**Extrait du document**
Il Signor Bruschino : un délicieux moment de musique
Créé le 27 janvier 1813 au Teatro San Moisè de Venise, Bruschino ou le fils par hasard (Il Signor Bruschino, ossia Il figlio per azzardo) est une farsa giocosa en un acte concoctée par le jeune Gioachino Rossini (1792-1868) en collaboration avec le librettiste Giuseppe Foppa.
Comme tous les bons opéras comiques, l’histoire, qui se construit autour de quiproquos plus absurdes les uns que les autres, peut se résumer de manière très simple : avec l’assentiment de Gaudenzio (Domenico Balzani), Bruschino père (Alessandro Corbelli) souhaite marier son fils (Joao Pedro Cabral) à la belle Sofia (Chantal Santon-Jeffery). Mais cette dernière nourrit en secret une passion pour le fils de l’ennemi juré de son tuteur : Florville (Maxim Mironov). Au prix d’inénarrables stratagèmes et avec l’aide plus ou moins consciente de Filiberto (Christian Senn), Marianna (Sophie Pondjiclis) et du commissaire de police (Tomasz Kumiega), les deux tourtereaux parviennent à leur fin et leur amour est finalement célébré dans un final plein d’allégresse.

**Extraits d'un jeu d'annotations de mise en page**
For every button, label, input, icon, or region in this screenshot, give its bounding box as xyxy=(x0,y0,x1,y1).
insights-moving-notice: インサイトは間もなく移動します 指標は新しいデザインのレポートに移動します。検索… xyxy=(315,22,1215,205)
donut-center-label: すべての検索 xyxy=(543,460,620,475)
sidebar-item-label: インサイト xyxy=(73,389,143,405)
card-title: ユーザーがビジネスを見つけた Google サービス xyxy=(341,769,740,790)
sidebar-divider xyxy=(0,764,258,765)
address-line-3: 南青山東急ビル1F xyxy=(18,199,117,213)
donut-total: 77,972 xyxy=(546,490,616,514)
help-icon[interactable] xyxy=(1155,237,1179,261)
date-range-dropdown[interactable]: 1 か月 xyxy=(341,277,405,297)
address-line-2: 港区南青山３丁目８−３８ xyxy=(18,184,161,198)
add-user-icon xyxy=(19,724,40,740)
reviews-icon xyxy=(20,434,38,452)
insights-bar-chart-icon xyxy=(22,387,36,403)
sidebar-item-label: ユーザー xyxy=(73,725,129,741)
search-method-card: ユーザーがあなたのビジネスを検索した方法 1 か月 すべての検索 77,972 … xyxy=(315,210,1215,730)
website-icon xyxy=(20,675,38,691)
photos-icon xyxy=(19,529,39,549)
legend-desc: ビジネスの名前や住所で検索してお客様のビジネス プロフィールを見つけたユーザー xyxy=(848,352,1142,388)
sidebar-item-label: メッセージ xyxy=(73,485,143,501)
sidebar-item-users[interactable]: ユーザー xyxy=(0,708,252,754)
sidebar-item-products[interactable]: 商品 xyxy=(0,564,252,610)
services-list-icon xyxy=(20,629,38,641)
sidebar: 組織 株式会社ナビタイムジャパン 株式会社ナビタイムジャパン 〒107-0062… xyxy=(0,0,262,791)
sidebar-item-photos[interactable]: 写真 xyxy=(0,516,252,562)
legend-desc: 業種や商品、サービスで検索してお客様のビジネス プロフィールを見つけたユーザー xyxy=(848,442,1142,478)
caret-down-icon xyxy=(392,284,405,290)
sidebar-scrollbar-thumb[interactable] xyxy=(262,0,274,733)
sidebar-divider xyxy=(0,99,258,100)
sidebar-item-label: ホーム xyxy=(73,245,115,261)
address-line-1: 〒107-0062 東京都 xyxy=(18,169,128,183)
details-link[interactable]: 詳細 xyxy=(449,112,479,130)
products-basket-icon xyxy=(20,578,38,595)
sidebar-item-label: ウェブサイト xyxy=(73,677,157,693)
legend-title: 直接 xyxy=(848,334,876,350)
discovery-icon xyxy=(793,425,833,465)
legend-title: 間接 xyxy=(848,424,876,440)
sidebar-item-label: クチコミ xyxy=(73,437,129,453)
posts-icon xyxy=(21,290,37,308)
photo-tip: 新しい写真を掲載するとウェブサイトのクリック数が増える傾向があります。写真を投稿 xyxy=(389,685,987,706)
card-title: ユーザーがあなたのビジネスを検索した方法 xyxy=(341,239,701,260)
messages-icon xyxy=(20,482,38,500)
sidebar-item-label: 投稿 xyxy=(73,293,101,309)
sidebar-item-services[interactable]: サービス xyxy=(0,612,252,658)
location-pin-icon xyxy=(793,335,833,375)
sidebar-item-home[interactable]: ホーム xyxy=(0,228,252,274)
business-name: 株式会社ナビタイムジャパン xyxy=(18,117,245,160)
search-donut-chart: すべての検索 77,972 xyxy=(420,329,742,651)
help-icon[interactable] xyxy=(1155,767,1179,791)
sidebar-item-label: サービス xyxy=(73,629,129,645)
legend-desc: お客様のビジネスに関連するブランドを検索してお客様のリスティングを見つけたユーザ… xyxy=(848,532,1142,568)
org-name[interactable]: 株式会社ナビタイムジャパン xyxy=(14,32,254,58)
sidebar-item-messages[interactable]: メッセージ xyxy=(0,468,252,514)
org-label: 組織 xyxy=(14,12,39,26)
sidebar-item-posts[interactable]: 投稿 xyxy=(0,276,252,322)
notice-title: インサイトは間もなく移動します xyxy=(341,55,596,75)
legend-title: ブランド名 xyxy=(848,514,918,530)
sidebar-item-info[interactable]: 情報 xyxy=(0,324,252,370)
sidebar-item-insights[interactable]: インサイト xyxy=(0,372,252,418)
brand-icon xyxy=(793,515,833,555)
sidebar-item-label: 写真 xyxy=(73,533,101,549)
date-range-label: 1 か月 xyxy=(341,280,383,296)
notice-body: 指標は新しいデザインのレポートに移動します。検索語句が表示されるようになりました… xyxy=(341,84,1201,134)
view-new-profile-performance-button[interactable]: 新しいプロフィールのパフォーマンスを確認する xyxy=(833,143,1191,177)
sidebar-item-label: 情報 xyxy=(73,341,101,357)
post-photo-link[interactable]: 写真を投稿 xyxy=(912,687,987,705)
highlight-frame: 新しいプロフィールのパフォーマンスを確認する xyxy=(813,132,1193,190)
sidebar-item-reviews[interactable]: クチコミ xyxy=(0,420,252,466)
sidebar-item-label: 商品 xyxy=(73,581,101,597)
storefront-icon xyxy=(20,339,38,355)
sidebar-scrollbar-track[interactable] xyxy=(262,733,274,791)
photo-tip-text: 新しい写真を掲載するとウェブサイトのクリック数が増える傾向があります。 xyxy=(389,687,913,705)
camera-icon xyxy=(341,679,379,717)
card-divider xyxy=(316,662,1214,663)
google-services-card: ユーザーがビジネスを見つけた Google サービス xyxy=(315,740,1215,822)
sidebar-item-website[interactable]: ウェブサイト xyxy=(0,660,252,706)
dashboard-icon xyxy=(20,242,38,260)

**Consigne écrite A**
Selon l'article sur Il Signor Bruschino, dans quel théâtre l'œuvre a-t-elle été créée ?
**Consigne écrite B**
Poursuivez l'article sur Il Signor Bruschino après sa dernière phrase.
Les matériaux n'ont aucun rôle ici.

**Réponse A**
Au Teatro San Moisè de Venise.

**Réponse B**
Sous la direction du malicieux Enrique Mazzola, l’Orchestre National d’Ile-de-France se lance dans la célèbre ouverture de Rossini dans laquelle les violons doivent frapper les cordes avec leur archet. Comme dans une préfiguration de l’intrigue, le dindon de la farce, Alessandro Corbelli (Bruschino père) tourne frénétiquement autour de l’orchestre. Il interrompt brusquement ce dernier en frappant furieusement le sol à l’aide de sa canne. Ce détournement de l’effet de percussion voulu par Rossini devient un moyen pour Alessandro Corbelli d’exprimer l’agacement de son personnage. À la fin de l’ouverture et dans un ultime effet de comique, les instrumentistes lui coupent la parole en effectuant eux-mêmes les parties percussives (comme le souhaitait Rossini). Les ingrédients de cette soirée sont révélés : légèreté, malice et folie !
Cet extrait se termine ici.